* _AIM 1_
Please repeat the passage on staying productive as a working nomad in full, word for word.

* _DOCUMENT EXCERPT_
• • • • •

For me, working as a freelancer is my ideal lifestyle. Although I currently have a permanent home base, I love being able to change locations or travel whenever I want. I’ve always valued my personal freedom as one of the most important things in my life. And a working nomad lifestyle allows more control over that.
While I’m home, being productive isn’t so much of a problem. I have my routine and I stick to it pretty well. Sometimes I might sleep an extra hour in the mornings or have a bad day and put work off until tomorrow, but I’m only human.
When I’m traveling, it’s much more challenging to stick to a routine and schedule and, as a result, I sometimes see a decline in my productivity. With so many places to explore and so many people to meet, who wants to work? But we must motivate ourselves! We must pull through and remember that working allows us to be where we are right now. It allows us to travel.
With that being said, I’ve done my fair share of research on productivity tips and tricks, tried many, kept some, and tossed others in the trash. While some productivity tips might work perfectly for one person, they can be totally wrong for another. I suggest trying these tips out to see which ones work for you and which ones don’t!
Here are 29 ideas for increasing productivity as a working nomad:
1. Set a Schedule
When I first started freelancing, I was super excited that I could decide my own schedule and I just worked whenever I found time during the day. Some days I would start early and end around 5 P.M. while other days I started at noon and worked until 2 A.M. I quickly became overwhelmed. Now I always aim to start working by 8 A.M. I take a short break for lunch and finish when I complete my to-do list, which is usually around 5 P.M.

• • • • •

* _RECORDS SHOWN_

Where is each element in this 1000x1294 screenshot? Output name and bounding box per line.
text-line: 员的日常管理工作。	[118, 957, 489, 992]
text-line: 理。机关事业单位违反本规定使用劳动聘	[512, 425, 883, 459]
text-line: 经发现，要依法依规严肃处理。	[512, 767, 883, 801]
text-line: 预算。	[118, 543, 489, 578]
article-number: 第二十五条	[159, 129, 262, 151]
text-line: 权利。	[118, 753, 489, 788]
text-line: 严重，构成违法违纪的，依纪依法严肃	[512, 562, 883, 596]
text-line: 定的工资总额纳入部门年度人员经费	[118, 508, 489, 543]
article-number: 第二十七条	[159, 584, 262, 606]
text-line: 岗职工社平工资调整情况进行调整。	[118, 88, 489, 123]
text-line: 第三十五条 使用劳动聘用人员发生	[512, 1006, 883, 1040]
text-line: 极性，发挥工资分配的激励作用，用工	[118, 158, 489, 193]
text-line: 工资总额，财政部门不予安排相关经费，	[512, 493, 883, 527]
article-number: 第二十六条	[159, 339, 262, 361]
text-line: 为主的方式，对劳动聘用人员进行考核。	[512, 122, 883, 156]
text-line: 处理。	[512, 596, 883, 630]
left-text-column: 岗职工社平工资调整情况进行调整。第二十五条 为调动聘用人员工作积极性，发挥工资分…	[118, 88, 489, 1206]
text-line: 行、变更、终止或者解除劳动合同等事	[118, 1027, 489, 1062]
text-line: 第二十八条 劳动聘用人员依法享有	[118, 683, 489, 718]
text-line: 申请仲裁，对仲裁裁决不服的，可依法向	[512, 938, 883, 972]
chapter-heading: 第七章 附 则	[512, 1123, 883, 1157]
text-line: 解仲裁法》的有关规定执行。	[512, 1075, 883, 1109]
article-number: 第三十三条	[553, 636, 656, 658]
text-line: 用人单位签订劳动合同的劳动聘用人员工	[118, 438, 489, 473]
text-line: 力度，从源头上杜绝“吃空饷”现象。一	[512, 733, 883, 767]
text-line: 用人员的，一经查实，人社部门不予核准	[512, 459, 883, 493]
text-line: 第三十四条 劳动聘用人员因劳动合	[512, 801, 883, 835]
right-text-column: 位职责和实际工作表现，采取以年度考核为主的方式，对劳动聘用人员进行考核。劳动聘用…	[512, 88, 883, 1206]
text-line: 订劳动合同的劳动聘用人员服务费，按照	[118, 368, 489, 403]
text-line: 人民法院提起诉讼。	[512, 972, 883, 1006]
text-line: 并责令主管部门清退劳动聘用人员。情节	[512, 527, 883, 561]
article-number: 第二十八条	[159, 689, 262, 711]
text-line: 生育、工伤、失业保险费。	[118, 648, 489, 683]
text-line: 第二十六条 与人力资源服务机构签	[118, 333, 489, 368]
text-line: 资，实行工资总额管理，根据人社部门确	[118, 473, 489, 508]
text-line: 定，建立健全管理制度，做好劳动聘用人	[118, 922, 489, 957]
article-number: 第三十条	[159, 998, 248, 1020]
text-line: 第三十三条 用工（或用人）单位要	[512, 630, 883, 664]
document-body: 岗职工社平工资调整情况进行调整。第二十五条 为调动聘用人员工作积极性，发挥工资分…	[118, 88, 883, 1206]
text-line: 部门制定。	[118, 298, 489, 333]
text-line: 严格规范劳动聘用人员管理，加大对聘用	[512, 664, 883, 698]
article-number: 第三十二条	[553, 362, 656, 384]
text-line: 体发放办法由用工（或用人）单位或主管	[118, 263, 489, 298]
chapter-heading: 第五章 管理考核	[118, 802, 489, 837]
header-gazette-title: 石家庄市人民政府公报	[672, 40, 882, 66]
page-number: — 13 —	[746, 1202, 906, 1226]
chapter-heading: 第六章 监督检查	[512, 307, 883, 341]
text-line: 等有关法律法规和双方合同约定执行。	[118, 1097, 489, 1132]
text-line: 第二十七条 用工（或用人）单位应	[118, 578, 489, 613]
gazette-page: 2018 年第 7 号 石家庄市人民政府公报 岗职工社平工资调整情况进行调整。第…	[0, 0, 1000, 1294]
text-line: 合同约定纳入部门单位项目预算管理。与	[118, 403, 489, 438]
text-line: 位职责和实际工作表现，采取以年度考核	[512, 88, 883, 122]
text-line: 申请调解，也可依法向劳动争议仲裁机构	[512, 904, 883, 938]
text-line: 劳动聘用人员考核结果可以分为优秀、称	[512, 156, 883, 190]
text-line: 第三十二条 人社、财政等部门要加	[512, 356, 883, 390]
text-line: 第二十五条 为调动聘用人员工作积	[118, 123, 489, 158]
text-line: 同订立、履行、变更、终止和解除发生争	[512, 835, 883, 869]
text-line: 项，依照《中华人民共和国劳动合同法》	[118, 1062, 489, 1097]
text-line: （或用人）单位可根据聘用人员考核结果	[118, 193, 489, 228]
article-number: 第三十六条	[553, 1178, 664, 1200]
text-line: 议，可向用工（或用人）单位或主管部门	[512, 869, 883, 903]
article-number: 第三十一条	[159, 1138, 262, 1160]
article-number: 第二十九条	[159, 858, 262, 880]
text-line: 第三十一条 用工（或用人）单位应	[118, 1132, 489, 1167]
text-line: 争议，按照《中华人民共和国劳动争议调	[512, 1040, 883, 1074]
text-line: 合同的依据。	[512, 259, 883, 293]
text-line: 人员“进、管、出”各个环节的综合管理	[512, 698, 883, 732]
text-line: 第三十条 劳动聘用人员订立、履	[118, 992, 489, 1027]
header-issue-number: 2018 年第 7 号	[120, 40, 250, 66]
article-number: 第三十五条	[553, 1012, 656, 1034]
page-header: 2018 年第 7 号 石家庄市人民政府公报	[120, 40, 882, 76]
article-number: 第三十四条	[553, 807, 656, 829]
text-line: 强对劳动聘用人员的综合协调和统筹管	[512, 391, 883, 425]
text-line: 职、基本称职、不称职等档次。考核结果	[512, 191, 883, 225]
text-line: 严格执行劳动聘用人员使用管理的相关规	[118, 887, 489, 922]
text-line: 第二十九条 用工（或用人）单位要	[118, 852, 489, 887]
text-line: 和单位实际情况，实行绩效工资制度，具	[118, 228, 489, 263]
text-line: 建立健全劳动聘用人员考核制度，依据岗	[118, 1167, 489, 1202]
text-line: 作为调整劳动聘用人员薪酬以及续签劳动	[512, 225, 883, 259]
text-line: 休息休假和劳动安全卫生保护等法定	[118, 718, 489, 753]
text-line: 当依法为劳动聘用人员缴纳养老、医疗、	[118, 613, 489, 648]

• • • • •

* _AIM 2_
In the records, swap "bounding box" for "box coordinates" in everything from the first line down to and including the line containing "543, 489, 578]", and give only those lines again with nothing else changed.

* _CORRECT RESULT 1_
For me, working as a freelancer is my ideal lifestyle. Although I currently have a permanent home base, I love being able to change locations or travel whenever I want. I’ve always valued my personal freedom as one of the most important things in my life. And a working nomad lifestyle allows more control over that.
While I’m home, being productive isn’t so much of a problem. I have my routine and I stick to it pretty well. Sometimes I might sleep an extra hour in the mornings or have a bad day and put work off until tomorrow, but I’m only human.
When I’m traveling, it’s much more challenging to stick to a routine and schedule and, as a result, I sometimes see a decline in my productivity. With so many places to explore and so many people to meet, who wants to work? But we must motivate ourselves! We must pull through and remember that working allows us to be where we are right now. It allows us to travel.
With that being said, I’ve done my fair share of research on productivity tips and tricks, tried many, kept some, and tossed others in the trash. While some productivity tips might work perfectly for one person, they can be totally wrong for another. I suggest trying these tips out to see which ones work for you and which ones don’t!
Here are 29 ideas for increasing productivity as a working nomad:
1. Set a Schedule
When I first started freelancing, I was super excited that I could decide my own schedule and I just worked whenever I found time during the day. Some days I would start early and end around 5 P.M. while other days I started at noon and worked until 2 A.M. I quickly became overwhelmed. Now I always aim to start working by 8 A.M. I take a short break for lunch and finish when I complete my to-do list, which is usually around 5 P.M.

* _CORRECT RESULT 2_
Where is each element in this 1000x1294 screenshot? Output name and box coordinates per line.
text-line: 员的日常管理工作。	[118, 957, 489, 992]
text-line: 理。机关事业单位违反本规定使用劳动聘	[512, 425, 883, 459]
text-line: 经发现，要依法依规严肃处理。	[512, 767, 883, 801]
text-line: 预算。	[118, 543, 489, 578]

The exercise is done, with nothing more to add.